[Dataset rows about figures]

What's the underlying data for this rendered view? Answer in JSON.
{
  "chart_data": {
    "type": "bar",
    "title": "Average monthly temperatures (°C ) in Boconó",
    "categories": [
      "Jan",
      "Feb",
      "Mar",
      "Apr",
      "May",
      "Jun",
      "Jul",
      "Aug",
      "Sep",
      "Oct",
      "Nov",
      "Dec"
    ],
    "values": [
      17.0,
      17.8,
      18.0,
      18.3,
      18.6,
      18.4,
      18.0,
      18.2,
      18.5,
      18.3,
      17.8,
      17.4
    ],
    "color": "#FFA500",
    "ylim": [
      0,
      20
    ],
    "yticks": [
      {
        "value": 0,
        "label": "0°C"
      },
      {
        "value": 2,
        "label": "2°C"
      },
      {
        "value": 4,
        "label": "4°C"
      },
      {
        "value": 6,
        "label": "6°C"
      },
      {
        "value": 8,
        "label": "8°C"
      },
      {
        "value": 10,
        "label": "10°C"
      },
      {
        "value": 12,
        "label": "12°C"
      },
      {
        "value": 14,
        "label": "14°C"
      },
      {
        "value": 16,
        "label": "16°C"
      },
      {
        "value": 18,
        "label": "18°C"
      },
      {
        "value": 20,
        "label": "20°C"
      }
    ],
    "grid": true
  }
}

_Objective_.
Copy each line of the listing that holds the word "label".

_The completed task_.
        "label": "0°C"
        "label": "2°C"
        "label": "4°C"
        "label": "6°C"
        "label": "8°C"
        "label": "10°C"
        "label": "12°C"
        "label": "14°C"
        "label": "16°C"
        "label": "18°C"
        "label": "20°C"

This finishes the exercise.